■ **Passage provided**
--------------------

You shouldn't call something in the View from the ViewModel since that breaks the model.
If the reason you want to call the method in the user control is to do with UI only, I don't see anything wrong with doing it from the view - the view's cs and the view's xaml are in the same "space" in the model. You can be overly-purist in wanting to have lean and mean view cs files.
I am implementing MVP/M-V-VM in WPF and I'm having good luck with it so far. However, I don't see how this model supports implementing Modal dialog boxes. I've derived my work from Crack.NET (http://www.codeplex.com/cracknetproject) to learn how this stuff works.
I have a ShellView view (which is just XAML) that has a menu on it. The menu binds to a command in the ShellModelView that says "EditPreferences".
The ShellModelView implements the ICommand for EditPreferences and here we want to put up a dialog box to let the user edit preferences for the application.
Several problems here:
1. The ShellModelView doesn't have a reference to the ShellView to properly parent the dialog. The ShellModelView is the DataContext of the ShellView but I don't see a backreference that's setup.
2. The ShellModelView shouldn't be loading explicit UI anyway. So what's the proper interaction model here?
3. How do I build up my PreferencesDialog so that it's properly separated between logic and view as well? PreferencesDialog itself needs to be a Window so you can call ShowDialog on it, but that means you need a reference to the Window (e.g. View) in order to instantiate it. Ideally I should be able to unit test the code/validation within PreferencesDialog without instantiating the view (using a Mock view perhaps?).

--------------------

■ **Complete the following**
(1) Copy the passage on WPF dialogs from "3. How do I" up to and including "Mock view perhaps?).".
(2) Carry on the passage on WPF dialogs from where it stops.

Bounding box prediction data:
--------------------

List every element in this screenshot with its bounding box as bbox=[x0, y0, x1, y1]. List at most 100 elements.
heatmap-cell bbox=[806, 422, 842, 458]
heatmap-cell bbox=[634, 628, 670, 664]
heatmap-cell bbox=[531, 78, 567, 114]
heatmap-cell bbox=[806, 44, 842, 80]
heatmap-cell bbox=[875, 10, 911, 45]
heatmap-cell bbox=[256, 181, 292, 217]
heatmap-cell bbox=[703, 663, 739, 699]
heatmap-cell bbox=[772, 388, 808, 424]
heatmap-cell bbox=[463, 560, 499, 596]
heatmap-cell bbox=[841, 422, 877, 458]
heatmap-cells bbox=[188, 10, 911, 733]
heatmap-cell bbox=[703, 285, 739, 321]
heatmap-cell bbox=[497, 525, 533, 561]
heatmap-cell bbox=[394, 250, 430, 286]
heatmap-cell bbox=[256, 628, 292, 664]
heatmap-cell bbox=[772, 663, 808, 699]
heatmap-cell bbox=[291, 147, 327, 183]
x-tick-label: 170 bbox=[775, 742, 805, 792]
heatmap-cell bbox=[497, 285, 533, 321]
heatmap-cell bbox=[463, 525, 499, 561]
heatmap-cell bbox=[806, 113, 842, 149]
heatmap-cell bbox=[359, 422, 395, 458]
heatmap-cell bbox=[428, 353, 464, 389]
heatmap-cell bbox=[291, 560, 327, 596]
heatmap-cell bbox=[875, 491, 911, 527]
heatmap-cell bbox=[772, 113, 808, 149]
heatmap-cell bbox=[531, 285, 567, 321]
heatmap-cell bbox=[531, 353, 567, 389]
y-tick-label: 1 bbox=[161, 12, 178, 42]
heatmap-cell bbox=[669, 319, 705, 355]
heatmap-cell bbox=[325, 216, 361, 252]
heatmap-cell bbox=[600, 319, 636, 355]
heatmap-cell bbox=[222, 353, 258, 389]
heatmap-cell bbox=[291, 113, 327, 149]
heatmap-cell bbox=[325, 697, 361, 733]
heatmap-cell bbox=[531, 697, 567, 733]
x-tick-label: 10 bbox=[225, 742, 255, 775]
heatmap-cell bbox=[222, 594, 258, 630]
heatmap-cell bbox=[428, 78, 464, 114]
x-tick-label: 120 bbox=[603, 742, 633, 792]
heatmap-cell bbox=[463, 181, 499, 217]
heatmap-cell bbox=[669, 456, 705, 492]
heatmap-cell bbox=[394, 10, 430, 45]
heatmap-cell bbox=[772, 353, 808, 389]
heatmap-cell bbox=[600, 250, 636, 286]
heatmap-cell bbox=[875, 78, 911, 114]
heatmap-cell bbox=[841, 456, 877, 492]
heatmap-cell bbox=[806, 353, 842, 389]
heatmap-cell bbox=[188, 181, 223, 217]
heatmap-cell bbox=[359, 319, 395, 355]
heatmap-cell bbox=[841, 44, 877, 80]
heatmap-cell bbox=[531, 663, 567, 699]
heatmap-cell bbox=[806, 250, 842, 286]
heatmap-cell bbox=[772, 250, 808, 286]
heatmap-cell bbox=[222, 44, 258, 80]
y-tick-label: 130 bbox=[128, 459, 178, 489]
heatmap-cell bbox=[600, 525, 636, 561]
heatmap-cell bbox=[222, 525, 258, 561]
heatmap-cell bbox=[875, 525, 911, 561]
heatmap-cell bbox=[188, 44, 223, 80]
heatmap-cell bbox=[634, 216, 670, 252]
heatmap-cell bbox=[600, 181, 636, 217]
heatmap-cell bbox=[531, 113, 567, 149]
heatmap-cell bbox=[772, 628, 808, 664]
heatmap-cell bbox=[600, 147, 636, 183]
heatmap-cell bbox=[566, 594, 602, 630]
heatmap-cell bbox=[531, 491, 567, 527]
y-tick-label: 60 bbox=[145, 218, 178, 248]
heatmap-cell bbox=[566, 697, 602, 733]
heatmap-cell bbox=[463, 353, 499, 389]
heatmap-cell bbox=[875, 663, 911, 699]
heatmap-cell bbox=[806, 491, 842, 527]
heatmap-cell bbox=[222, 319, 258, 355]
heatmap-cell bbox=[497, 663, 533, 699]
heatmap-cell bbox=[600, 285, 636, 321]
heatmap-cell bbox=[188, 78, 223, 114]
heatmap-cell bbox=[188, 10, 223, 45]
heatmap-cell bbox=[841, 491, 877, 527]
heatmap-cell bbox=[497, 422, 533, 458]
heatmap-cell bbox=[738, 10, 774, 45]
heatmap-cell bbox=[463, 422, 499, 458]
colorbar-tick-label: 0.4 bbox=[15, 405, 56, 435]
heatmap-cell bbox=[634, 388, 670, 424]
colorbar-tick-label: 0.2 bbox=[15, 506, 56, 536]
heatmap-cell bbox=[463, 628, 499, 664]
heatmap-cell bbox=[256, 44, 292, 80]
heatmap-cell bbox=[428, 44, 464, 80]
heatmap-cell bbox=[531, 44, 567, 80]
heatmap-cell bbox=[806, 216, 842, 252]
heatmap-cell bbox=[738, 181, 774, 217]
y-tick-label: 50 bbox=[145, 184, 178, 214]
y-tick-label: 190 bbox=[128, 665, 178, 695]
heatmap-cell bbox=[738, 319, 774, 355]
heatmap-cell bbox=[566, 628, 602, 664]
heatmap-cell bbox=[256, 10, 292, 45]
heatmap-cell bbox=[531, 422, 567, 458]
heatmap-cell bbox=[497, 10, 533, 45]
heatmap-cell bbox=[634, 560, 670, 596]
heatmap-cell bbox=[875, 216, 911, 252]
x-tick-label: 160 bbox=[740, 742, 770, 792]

--------------------

■ **Answers for each item**
(1)
3. How do I build up my PreferencesDialog so that it's properly separated between logic and view as well? PreferencesDialog itself needs to be a Window so you can call ShowDialog on it, but that means you need a reference to the Window (e.g. View) in order to instantiate it. Ideally I should be able to unit test the code/validation within PreferencesDialog without instantiating the view (using a Mock view perhaps?).

(2)
Perhaps this is not the appropriate way to look at it, but this is the approach I take with M-V-VM in WPF. Opening windows and dialog boxes or an "EditPreferences" view are UI specific functions. If I were to rewrite the your entire UI replacing all of the views, I may wind up combining the "EditPreferences" view with another view, and therefore never want to open it in another screen. If this were tied to the ViewModel, it would be difficult to get around. In this particular situation, I would have a button or menu item in my "ShellView" that creates a new instance of my "EditPreferences" view, and then passes in the "EditPreferences" ViewModel which may either come from a property in my "ShellViewModel", or perhaps my "EditPreferences" view instantiates the ViewModel itself.
Here is a similar question on SO that basically says the same thing: M-V-VM Design Question. Calling View from ViewModel
You will need a controller in your case. The controller should be in charge for showing the preference dialog window.
As I can envision it the controller should be responsible for creating the ShellModelView and binding view's DataContext to it. The controller should be also responsible for handling command execution of EditPreferences. In the execution logic the controller will create a new PreferencesDialog and its corresponding view model.
You can find similar patterns in Prism if you haven't already did it. You can also reuse the DelegateCommand provided there :)
Have the PreferencesDialog implement a interface that is one of the properties of the EditPreference command. The command would interact with the dialog through the interface. For Unit Testing the mock object would implement the interface instead.
The dialog class then can reside on your highest layer.
My 2 cents is:
Pass some kind of viewfactory contract as the command parameter or inject a viewfactory contract into the view model. The view model will them use the viewfactory to create any modal/non modal views it needs. The viewfactory could also take in as a parameter of its Show/ShowModal method a viewmodel to display. Furthermore, the viewfactory could use a datatemplate to display any viewmodal passed in as a parameter.
Add a ShowViewModel property to the viewmodel in question. A DataTrigger could then watch for this property and when it is of a particular type show the view, etc.